> **Texte fourni**
= = = =
L’eurodollar et le Big Bang en économie, c’est quoi?

Comment les britanniques et les américains ont crée leurs paradis fiscaux?

Où se trouvent les plus gros paradis fiscaux?

[Note: Pour information, j’ai lu la version originale en anglais et à ma connaissance il n’y a pas de traduction en français à ce jour]

Dans cette deuxième partie du livre “Îles au trésor: Les paradis fiscaux et les hommes qui ont volé le monde” de Nicholas Shaxson, on continue notre visite de ce monde sans pitié et sans limites autour des paradis fiscaux et des pratiques qui enrichissent une poignée de privilégiés aux détriments d’une majorité.

La première partie avec les endroits pour ne pas payer d’impôts, l’origine des paradis fiscaux et le fonctionnent des systèmes offshore se trouve ici: “Îles au trésor: Les paradis fiscaux et les hommes qui ont volé le monde (1/3)

Résumé (2/3)

Chapitre 5 – Eurodollar: le plus gros Big Bang

Avec les accords de Bretton Woods, l’économie américaine s’est bien développée dans les années 50. Wall Street et les banquiers étaient contrôlés par des réglementations strictes depuis la Grande Dépression. C’était le moment pour eux de trouver des sorties de secours… situées à Londres.

En 1955, il devenait évident que l’empire britannique était en train de s’effriter. En 1965, l’empire ne régnait plus que sur 5 millions de personnes, contre 700 millions à la fin de la seconde guerre mondiale.

Londres a commencé sa croissance en tant que centre financier au moment du Big Bang en 1986 quand Margaret Thatcher a fortement déréglementé les marchés financiers. Pour beaucoup d’économistes, c’est le point de départ de la libéralisation de l’économie mondiale. La City de Londres perdait son emprise impériale mais se transformait en île offshore au service d’autres entreprises très dynamiques.

Pas tout l’empire a disparu et 14 petites îles états n’ont pas choisi l’indépendance et ont préféré former les Territoires Britanniques d’Outre-mer, sous le pouvoir de la reine. La moitié de ces îles (Anguilla, Bermudes, Îles Vierges Britanniques, Îles Cayman, Gibraltar, Montserrat et les Îles Turques et Caïques) sont des jurisdictions confidentielles, supportées et gérées activement par la Grande-Bretagne et très liées à la City de Londres.

Depuis, le marché offshore de Londres a explosé. Il a considérablement attiré les banquiers américains qui souhaitaient éviter la réglementation locale avec la célèbre loi Glass-Steagall de 1933 qui les empêchaient de détenir des produits trop risqués. Cette loi utile a fini par être abolie en 1999 par Clinton, elle était devenue obsolète puisque les banques l’évitaient grâce à Londres.
= = = =
> **À faire**
(a) Résumez en deux phrases le texte sur les paradis fiscaux.
(b) Poursuivez le texte sur les paradis fiscaux après sa dernière phrase.
Les lignes ci-après constituent un matériau indépendant du texte.

> **Contenu des données**
= = = =
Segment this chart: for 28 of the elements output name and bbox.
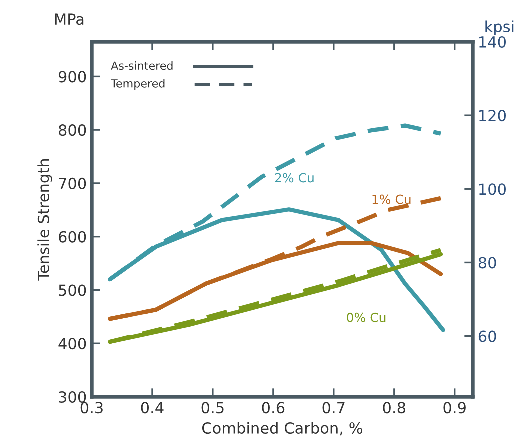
= = = =
> **Réponses dans l'ordre**
(a) Dans ce résumé d'un livre de Nicholas Shaxson, la City de Londres perd son emprise impériale et devient une île offshore, surtout après la forte déréglementation du Big Bang de 1986 sous Margaret Thatcher. La moitié des Territoires Britanniques d'Outre-mer sont des juridictions confidentielles très liées à la City, et ce marché offshore a attiré les banquiers américains qui voulaient échapper à la loi Glass-Steagall de 1933, abolie en 1999 par Clinton.

(b)
Régulièrement les gouvernements essaient de taxer ou de réguler ses marchés, mais échouent à chaque fois, comme avec l’Eurodollar ou le contrôle des liquidités et des réserves des banques. Malheureusement, comme le monde l’a découvert de nouveau en 2007, ce sont les contribuables ordinaires qui paient les pots cassés et pas les financiers qui font des paris fous!

Différentes techniques ont permis progressivement de détériorer la qualité des crédits sans que les régulateurs ne s’en aperçoivent. Et le pire ennemi de la régulation était la Banque d’Angleterre favorisant les systèmes bancaires parallèles constitués des produits les plus dangereux et explosifs.

Les eurodollars ont permis aux États-Unis de consolider leurs énormes avantages, de financer leur déficit, de se battre dans des guerres étrangères et d’exercer leur pouvoir un peu partout.

Chapitre 6 – La construction d’une toile d’araignée

La toile d’araignée de services financiers tissée depuis Londres dans les années 60 permettait d’offrir aux juridictions proches des solutions peu taxées, peu régulées et confidentielles. L’argent des criminels et des autres pouvait être géré depuis la City de Londres tout en étant suffisamment loin de Londres pour ne pas attirer les regards.

Les dépendances de la couronne britannique telles que Jersey, Guernsey et l’Île de Man constituaient le premier cercle de la toile d’araignée et se focalisait principalement sur l’Europe. Les territoires d’outre-mer dans les Caraïbes se focalisaient plutôt sur le continent américain. D’autres anomalies éparpillées dans le monde comme Hong Kong s’occupaient du reste.

La paradis fiscal des Îles Cayman a débuté en 1967 au travers de quelques changements de loi depuis le Royaume-Uni. Certaines erreurs ont été commises, très probablement de manière délibérée et ont permis d’établir une relation spéciale: le Royaume-Uni restait aux commandes, tout en prétendant qu’il ne l’était plus. L’argent affluait dans les Îles et surtout dans les caisses des dirigeants, alors tout le monde fermait les yeux sur ce qui se passait réellement. Le modèle s’est reproduit d’île en île…

Les voyages se démocratisant, de plus en plus de britanniques venaient ouvrir des comptes dans les îles avec la fiabilité et le confort britannique, mais où les intérêts n’étaient pas taxés et restaient secrets.

Jersey par exemple ne fait pas partie de l’Union Européenne, mais choisit les lois qui l’intéresse et rejette les autres. Hong Kong a ses propres lois avec une grande autonomie vis-à-vis de la Chine à part pour la défense et les relations étrangères. Singapour connait son succès grâce à son blanchiment d’argent des membres du gouvernement Indonésien et de ses hommes d’affaire corrompus, et grâce à ses casinos pour l’argent sale chinois.

Les banques utilisent des pratiques douteuses pour augmenter leurs réserves d’argent comme par exemple écrémer les comptes de personnes décédées, ou en offrant des taux d’intérêts plus bas que la normale mais en offrant la confidentialité.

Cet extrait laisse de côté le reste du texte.